## EXERCISE AIM
For every line in the data below that contains "name", copy the line.

## RAW RECORDS
========================

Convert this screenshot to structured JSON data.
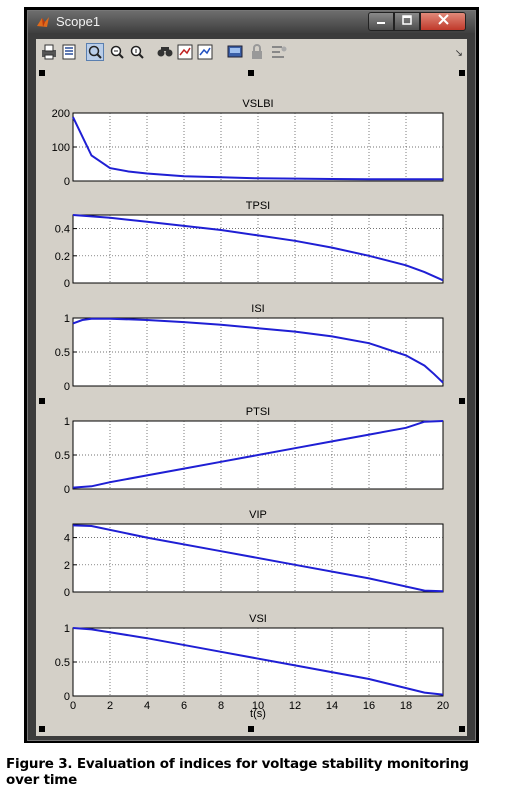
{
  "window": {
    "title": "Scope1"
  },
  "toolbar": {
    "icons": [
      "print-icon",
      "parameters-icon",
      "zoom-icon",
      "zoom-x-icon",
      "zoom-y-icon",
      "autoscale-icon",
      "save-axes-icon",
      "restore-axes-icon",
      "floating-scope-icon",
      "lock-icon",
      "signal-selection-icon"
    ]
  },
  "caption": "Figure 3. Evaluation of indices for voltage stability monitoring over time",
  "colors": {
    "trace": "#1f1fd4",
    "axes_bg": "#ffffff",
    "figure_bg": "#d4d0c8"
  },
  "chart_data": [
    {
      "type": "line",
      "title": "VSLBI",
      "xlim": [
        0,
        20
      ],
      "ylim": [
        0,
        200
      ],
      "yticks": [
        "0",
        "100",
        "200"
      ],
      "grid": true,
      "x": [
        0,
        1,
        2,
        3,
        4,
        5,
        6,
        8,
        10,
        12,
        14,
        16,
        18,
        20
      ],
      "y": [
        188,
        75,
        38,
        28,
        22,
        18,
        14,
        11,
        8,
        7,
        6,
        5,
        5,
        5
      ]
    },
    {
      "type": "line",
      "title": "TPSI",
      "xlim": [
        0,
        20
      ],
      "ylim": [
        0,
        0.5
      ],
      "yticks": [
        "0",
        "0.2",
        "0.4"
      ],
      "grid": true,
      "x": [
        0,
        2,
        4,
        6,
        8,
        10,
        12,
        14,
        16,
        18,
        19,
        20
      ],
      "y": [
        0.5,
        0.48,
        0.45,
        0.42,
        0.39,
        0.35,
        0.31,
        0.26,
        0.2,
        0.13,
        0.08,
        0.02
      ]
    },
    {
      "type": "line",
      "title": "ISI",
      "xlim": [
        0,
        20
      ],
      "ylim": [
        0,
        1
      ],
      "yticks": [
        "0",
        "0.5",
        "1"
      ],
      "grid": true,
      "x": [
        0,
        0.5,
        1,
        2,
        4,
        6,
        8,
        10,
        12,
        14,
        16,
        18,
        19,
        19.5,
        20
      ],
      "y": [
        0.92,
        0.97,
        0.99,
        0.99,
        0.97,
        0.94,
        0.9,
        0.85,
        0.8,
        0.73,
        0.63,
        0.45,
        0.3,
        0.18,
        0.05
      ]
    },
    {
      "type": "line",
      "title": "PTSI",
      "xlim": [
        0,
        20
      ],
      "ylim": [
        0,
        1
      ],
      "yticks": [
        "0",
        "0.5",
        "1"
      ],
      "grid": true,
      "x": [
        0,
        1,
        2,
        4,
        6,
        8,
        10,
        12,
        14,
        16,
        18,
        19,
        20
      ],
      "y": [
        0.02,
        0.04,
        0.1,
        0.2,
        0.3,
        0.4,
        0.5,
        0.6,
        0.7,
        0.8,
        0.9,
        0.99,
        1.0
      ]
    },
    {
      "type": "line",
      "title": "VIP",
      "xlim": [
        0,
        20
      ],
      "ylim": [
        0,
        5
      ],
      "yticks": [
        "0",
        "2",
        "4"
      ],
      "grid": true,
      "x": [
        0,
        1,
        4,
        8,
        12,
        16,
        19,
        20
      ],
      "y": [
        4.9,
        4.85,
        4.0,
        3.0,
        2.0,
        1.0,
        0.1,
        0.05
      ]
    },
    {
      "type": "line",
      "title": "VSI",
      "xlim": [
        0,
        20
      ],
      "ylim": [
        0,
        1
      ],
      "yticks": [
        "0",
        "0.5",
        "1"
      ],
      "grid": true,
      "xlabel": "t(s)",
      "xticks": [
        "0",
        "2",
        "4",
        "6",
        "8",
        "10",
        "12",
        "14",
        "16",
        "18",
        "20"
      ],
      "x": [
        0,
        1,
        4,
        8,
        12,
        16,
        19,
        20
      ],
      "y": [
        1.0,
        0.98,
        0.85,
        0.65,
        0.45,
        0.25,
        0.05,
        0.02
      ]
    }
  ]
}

========================

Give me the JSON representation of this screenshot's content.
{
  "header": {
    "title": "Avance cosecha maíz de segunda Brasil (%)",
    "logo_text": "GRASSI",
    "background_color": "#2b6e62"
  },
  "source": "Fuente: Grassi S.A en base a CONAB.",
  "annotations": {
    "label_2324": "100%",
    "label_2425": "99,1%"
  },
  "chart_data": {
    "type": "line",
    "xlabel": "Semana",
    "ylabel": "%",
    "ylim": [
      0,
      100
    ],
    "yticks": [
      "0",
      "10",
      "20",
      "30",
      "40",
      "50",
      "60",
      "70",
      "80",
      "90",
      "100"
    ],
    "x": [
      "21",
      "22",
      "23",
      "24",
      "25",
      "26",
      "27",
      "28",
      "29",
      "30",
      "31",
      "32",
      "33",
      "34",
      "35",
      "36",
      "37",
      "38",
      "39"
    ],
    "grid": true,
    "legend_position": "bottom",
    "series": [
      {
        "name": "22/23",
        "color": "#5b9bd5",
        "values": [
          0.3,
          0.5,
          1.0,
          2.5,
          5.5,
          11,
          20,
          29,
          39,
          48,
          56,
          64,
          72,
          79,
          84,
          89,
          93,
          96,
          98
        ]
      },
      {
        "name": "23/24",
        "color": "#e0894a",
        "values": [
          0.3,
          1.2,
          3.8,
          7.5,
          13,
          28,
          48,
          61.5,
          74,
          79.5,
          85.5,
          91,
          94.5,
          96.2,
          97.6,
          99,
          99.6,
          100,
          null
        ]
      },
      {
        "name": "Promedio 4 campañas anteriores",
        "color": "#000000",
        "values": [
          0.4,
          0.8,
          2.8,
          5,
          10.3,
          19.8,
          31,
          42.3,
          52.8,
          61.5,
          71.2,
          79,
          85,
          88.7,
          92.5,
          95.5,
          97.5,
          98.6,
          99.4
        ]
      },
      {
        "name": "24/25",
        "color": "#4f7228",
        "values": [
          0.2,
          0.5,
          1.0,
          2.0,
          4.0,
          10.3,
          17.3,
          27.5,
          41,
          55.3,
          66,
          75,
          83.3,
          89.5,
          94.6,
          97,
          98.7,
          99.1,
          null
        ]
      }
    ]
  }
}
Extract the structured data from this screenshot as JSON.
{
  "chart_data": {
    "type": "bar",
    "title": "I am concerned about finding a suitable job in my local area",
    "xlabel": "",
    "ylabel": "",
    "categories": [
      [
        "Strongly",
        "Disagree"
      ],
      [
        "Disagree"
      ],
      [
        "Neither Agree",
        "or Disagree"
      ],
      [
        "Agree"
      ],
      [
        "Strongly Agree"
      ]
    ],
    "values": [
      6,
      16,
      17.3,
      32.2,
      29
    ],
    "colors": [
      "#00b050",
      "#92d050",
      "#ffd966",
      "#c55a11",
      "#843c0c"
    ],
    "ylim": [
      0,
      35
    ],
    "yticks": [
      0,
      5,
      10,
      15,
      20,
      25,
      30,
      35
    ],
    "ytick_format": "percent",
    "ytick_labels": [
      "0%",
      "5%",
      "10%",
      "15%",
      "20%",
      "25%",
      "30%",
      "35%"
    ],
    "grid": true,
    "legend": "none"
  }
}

========================

## EXERCISE RESPONSE
        "name": "22/23",
        "name": "23/24",
        "name": "Promedio 4 campañas anteriores",
        "name": "24/25",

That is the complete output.